**SET TASK**
Count every line that holds the string "data", and report the number alone.
━━━━
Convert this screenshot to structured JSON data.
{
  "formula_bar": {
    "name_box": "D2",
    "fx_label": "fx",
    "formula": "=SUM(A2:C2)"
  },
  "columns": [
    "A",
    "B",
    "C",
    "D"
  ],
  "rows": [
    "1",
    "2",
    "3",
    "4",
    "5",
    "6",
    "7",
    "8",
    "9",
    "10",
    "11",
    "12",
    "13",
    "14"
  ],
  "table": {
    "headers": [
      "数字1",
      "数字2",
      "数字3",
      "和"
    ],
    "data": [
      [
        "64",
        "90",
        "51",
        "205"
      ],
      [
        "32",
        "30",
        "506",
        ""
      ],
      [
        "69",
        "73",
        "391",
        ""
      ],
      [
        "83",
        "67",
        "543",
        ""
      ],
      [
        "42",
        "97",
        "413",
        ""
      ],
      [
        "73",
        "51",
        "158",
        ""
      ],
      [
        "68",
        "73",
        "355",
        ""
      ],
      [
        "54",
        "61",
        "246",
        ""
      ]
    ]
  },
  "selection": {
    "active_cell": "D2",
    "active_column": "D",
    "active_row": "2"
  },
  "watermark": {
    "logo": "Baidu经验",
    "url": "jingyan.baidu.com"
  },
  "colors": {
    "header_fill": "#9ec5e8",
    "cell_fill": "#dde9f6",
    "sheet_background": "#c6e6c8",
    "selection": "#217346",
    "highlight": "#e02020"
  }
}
━━━━
**WRITTEN ANSWER**
2